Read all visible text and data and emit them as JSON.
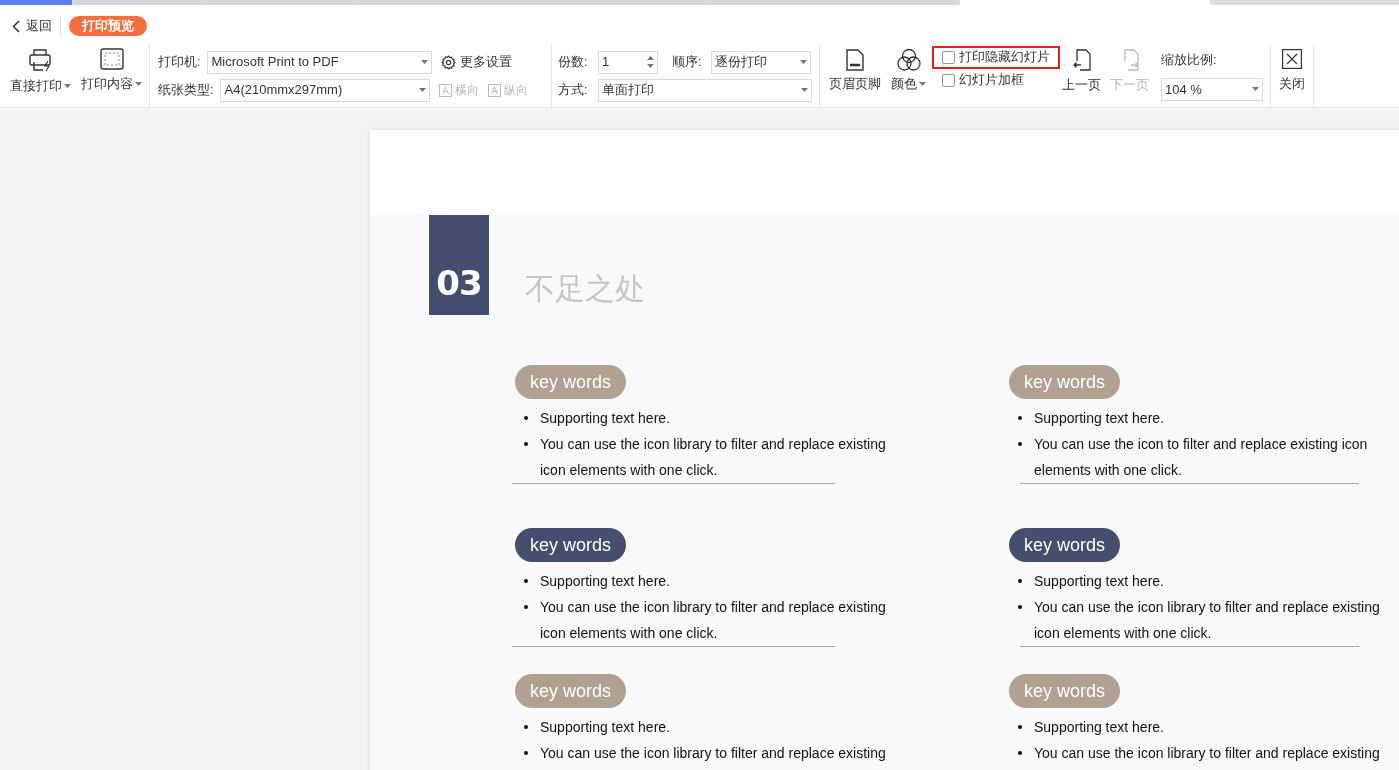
{
  "nav": {
    "back": "返回",
    "title": "打印预览"
  },
  "toolbar": {
    "print_buttons": [
      {
        "kind": "printer",
        "label": "直接打印"
      },
      {
        "kind": "content",
        "label": "打印内容"
      }
    ],
    "printer": {
      "label": "打印机:",
      "value": "Microsoft Print to PDF"
    },
    "more_settings": "更多设置",
    "paper": {
      "label": "纸张类型:",
      "value": "A4(210mmx297mm)"
    },
    "orientation": [
      {
        "label": "横向",
        "disabled": true
      },
      {
        "label": "纵向",
        "disabled": true
      }
    ],
    "copies": {
      "label": "份数:",
      "value": "1"
    },
    "order": {
      "label": "顺序:",
      "value": "逐份打印"
    },
    "mode": {
      "label": "方式:",
      "value": "单面打印"
    },
    "header_footer": "页眉页脚",
    "color_label": "颜色",
    "checkboxes": [
      {
        "label": "打印隐藏幻灯片",
        "checked": false,
        "highlighted": true
      },
      {
        "label": "幻灯片加框",
        "checked": false,
        "highlighted": false
      }
    ],
    "pager": [
      {
        "kind": "prev",
        "label": "上一页",
        "disabled": false
      },
      {
        "kind": "next",
        "label": "下一页",
        "disabled": true
      }
    ],
    "zoom": {
      "label": "缩放比例:",
      "value": "104 %"
    },
    "close": "关闭"
  },
  "slide": {
    "section_number": "03",
    "section_title": "不足之处",
    "items": [
      {
        "label": "key words",
        "color": "#b0a193",
        "bullets": [
          "Supporting text here.",
          "You can use the icon library to filter and replace existing icon elements with one click."
        ]
      },
      {
        "label": "key words",
        "color": "#b0a193",
        "bullets": [
          "Supporting text here.",
          "You can use the icon to filter and replace existing icon elements with one click."
        ]
      },
      {
        "label": "key words",
        "color": "#454e6c",
        "bullets": [
          "Supporting text here.",
          "You can use the icon library to filter and replace existing icon elements with one click."
        ]
      },
      {
        "label": "key words",
        "color": "#454e6c",
        "bullets": [
          "Supporting text here.",
          "You can use the icon library to filter and replace existing icon elements with one click."
        ]
      },
      {
        "label": "key words",
        "color": "#b0a193",
        "bullets": [
          "Supporting text here.",
          "You can use the icon library to filter and replace existing"
        ]
      },
      {
        "label": "key words",
        "color": "#b0a193",
        "bullets": [
          "Supporting text here.",
          "You can use the icon library to filter and replace existing"
        ]
      }
    ]
  }
}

- [EXERCISE OBJECTIVE]:
Scan the listing above. Gather each line that contains the word "value".

- [FULL RESPONSE]:
      "value": "Microsoft Print to PDF"
      "value": "A4(210mmx297mm)"
      "value": "1"
      "value": "逐份打印"
      "value": "单面打印"
      "value": "104 %"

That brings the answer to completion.